What the task asks: Return the listing below verbatim. Pictures do not belong in the copy.

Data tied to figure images
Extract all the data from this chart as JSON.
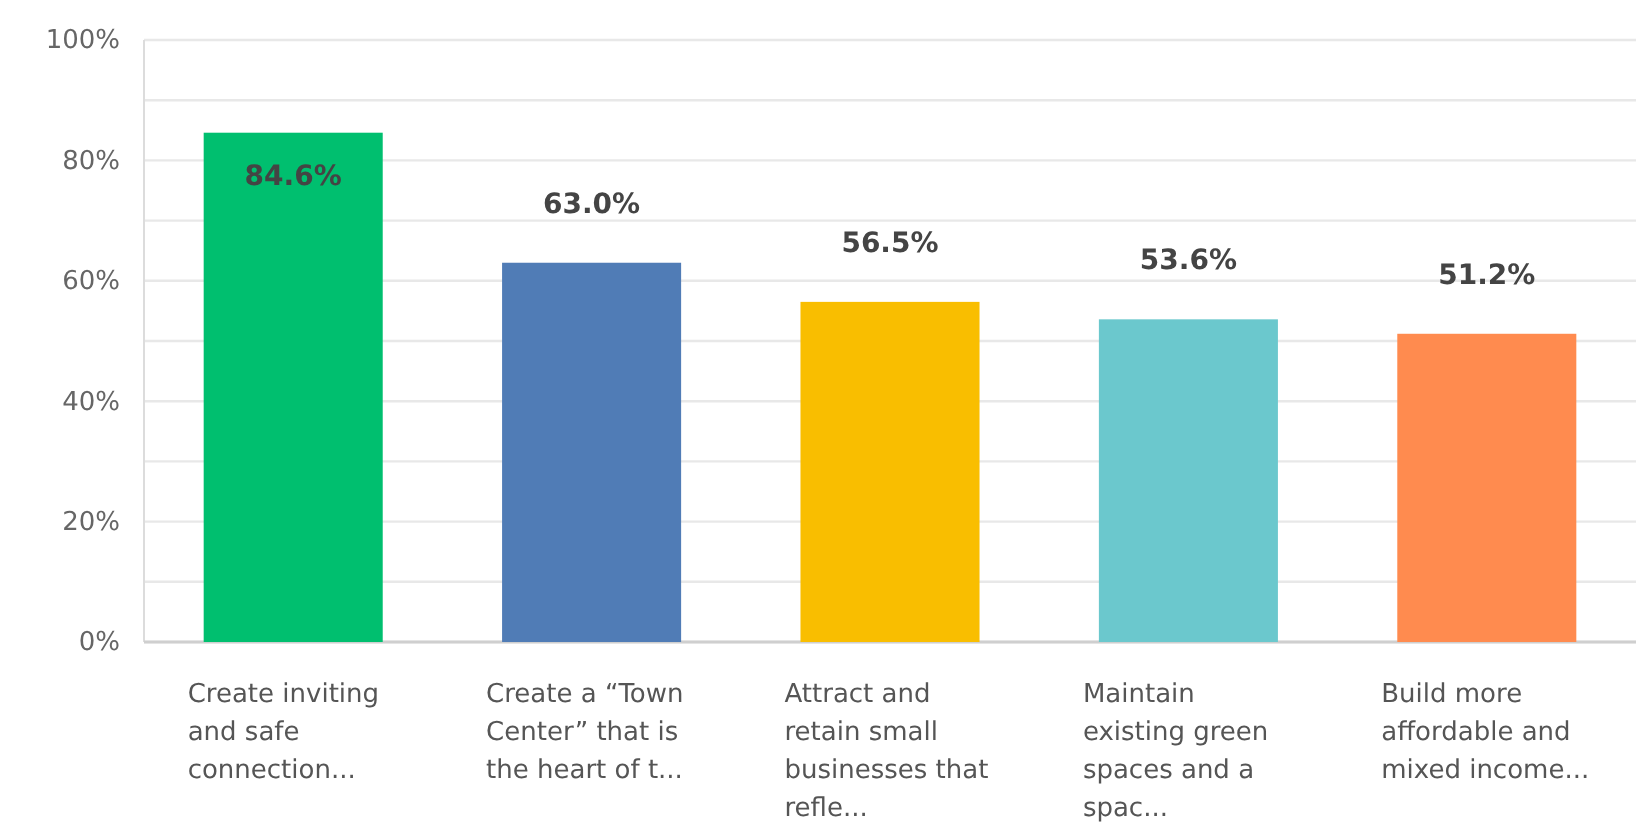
{
  "chart_data": {
    "type": "bar",
    "categories": [
      "Create inviting and safe connection...",
      "Create a “Town Center” that is the heart of t...",
      "Attract and retain small businesses that refle...",
      "Maintain existing green spaces and a spac...",
      "Build more affordable and mixed income..."
    ],
    "values": [
      84.6,
      63.0,
      56.5,
      53.6,
      51.2
    ],
    "value_labels": [
      "84.6%",
      "63.0%",
      "56.5%",
      "53.6%",
      "51.2%"
    ],
    "colors": [
      "#00bf6f",
      "#507cb6",
      "#f9be00",
      "#6bc8cd",
      "#ff8b4f"
    ],
    "ylim": [
      0,
      100
    ],
    "yticks": [
      {
        "value": 0,
        "label": "0%"
      },
      {
        "value": 10,
        "label": null
      },
      {
        "value": 20,
        "label": "20%"
      },
      {
        "value": 30,
        "label": null
      },
      {
        "value": 40,
        "label": "40%"
      },
      {
        "value": 50,
        "label": null
      },
      {
        "value": 60,
        "label": "60%"
      },
      {
        "value": 70,
        "label": null
      },
      {
        "value": 80,
        "label": "80%"
      },
      {
        "value": 90,
        "label": null
      },
      {
        "value": 100,
        "label": "100%"
      }
    ],
    "grid": "y"
  }
}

Completed task:
Extract all the data from this chart as JSON.
{
  "chart_data": {
    "type": "bar",
    "categories": [
      "Create inviting and safe connection...",
      "Create a “Town Center” that is the heart of t...",
      "Attract and retain small businesses that refle...",
      "Maintain existing green spaces and a spac...",
      "Build more affordable and mixed income..."
    ],
    "values": [
      84.6,
      63.0,
      56.5,
      53.6,
      51.2
    ],
    "value_labels": [
      "84.6%",
      "63.0%",
      "56.5%",
      "53.6%",
      "51.2%"
    ],
    "colors": [
      "#00bf6f",
      "#507cb6",
      "#f9be00",
      "#6bc8cd",
      "#ff8b4f"
    ],
    "ylim": [
      0,
      100
    ],
    "yticks": [
      {
        "value": 0,
        "label": "0%"
      },
      {
        "value": 10,
        "label": null
      },
      {
        "value": 20,
        "label": "20%"
      },
      {
        "value": 30,
        "label": null
      },
      {
        "value": 40,
        "label": "40%"
      },
      {
        "value": 50,
        "label": null
      },
      {
        "value": 60,
        "label": "60%"
      },
      {
        "value": 70,
        "label": null
      },
      {
        "value": 80,
        "label": "80%"
      },
      {
        "value": 90,
        "label": null
      },
      {
        "value": 100,
        "label": "100%"
      }
    ],
    "grid": "y"
  }
}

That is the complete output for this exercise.